[Figure collection entries]
━━━━━━━━

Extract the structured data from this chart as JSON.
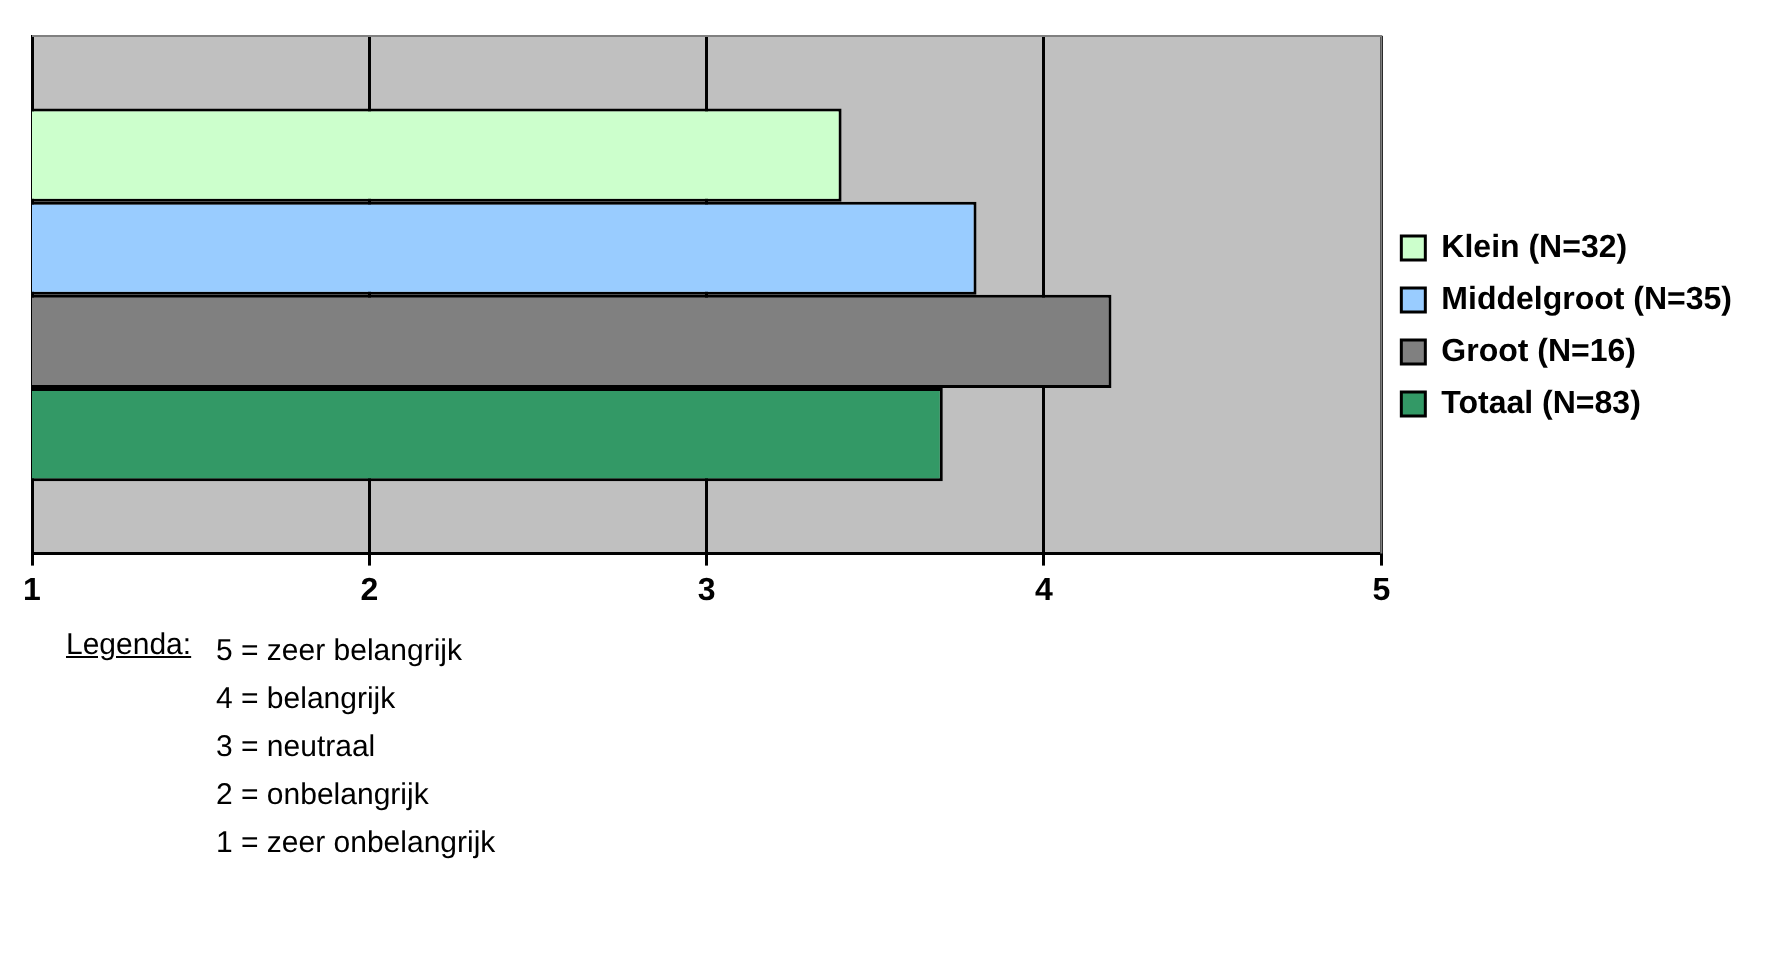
{
  "chart_data": {
    "type": "bar",
    "orientation": "horizontal",
    "categories": [
      null
    ],
    "series": [
      {
        "name": "Klein (N=32)",
        "color": "#ccffcc",
        "values": [
          3.4
        ]
      },
      {
        "name": "Middelgroot (N=35)",
        "color": "#99ccff",
        "values": [
          3.8
        ]
      },
      {
        "name": "Groot (N=16)",
        "color": "#808080",
        "values": [
          4.2
        ]
      },
      {
        "name": "Totaal (N=83)",
        "color": "#339966",
        "values": [
          3.7
        ]
      }
    ],
    "xlim": [
      1,
      5
    ],
    "xticks": [
      1,
      2,
      3,
      4,
      5
    ],
    "grid": "x",
    "legend": "right",
    "annotations": [
      "Legenda:",
      "5 = zeer belangrijk",
      "4 = belangrijk",
      "3 = neutraal",
      "2 = onbelangrijk",
      "1 = zeer onbelangrijk"
    ]
  }
}
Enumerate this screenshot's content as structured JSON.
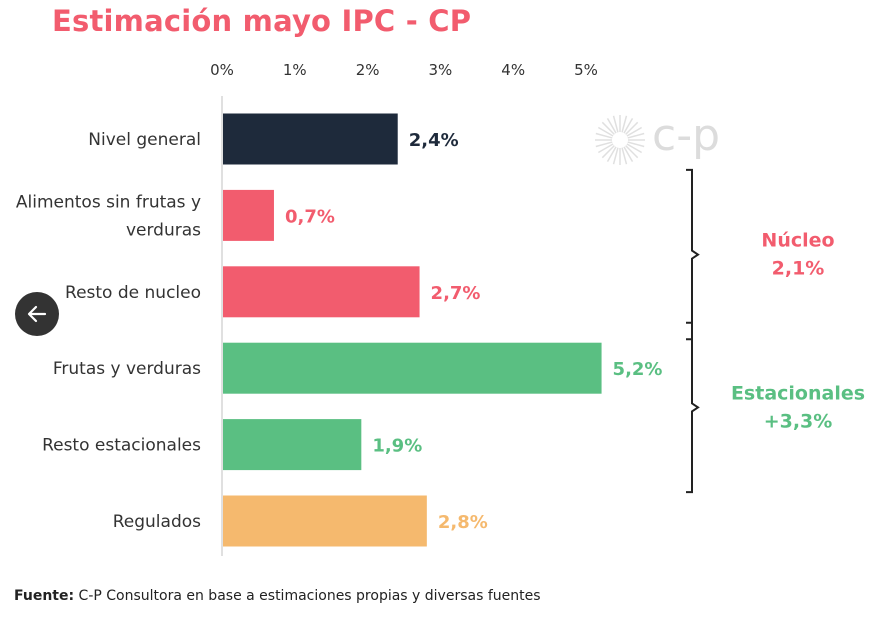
{
  "chart_data": {
    "type": "bar",
    "orientation": "horizontal",
    "title": "Estimación mayo IPC - CP",
    "categories": [
      "Nivel general",
      "Alimentos sin frutas y verduras",
      "Resto de nucleo",
      "Frutas y verduras",
      "Resto estacionales",
      "Regulados"
    ],
    "values": [
      2.4,
      0.7,
      2.7,
      5.2,
      1.9,
      2.8
    ],
    "value_labels": [
      "2,4%",
      "0,7%",
      "2,7%",
      "5,2%",
      "1,9%",
      "2,8%"
    ],
    "colors": [
      "#1e2a3b",
      "#f25c6e",
      "#f25c6e",
      "#5abf82",
      "#5abf82",
      "#f5b96e"
    ],
    "label_colors": [
      "#1e2a3b",
      "#f25c6e",
      "#f25c6e",
      "#5abf82",
      "#5abf82",
      "#f5b96e"
    ],
    "xticks": [
      "0%",
      "1%",
      "2%",
      "3%",
      "4%",
      "5%"
    ],
    "xlim": [
      0,
      5
    ],
    "axis_position": "top",
    "grid": false,
    "groups": [
      {
        "name": "Núcleo",
        "value": "2,1%",
        "color": "#f25c6e",
        "from": 1,
        "to": 2
      },
      {
        "name": "Estacionales",
        "value": "+3,3%",
        "color": "#5abf82",
        "from": 3,
        "to": 4
      }
    ]
  },
  "source": {
    "label": "Fuente:",
    "text": " C-P Consultora en base a estimaciones propias y diversas fuentes"
  },
  "logo": {
    "text": "c-p",
    "icon": "sunburst-icon"
  },
  "nav": {
    "back_icon": "arrow-left-icon"
  }
}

━━━━━━━━

Within the material above, find the lines that contain the word "text"; copy them.

CORRECT RESPONSE
    "text": " C-P Consultora en base a estimaciones propias y diversas fuentes"
    "text": "c-p",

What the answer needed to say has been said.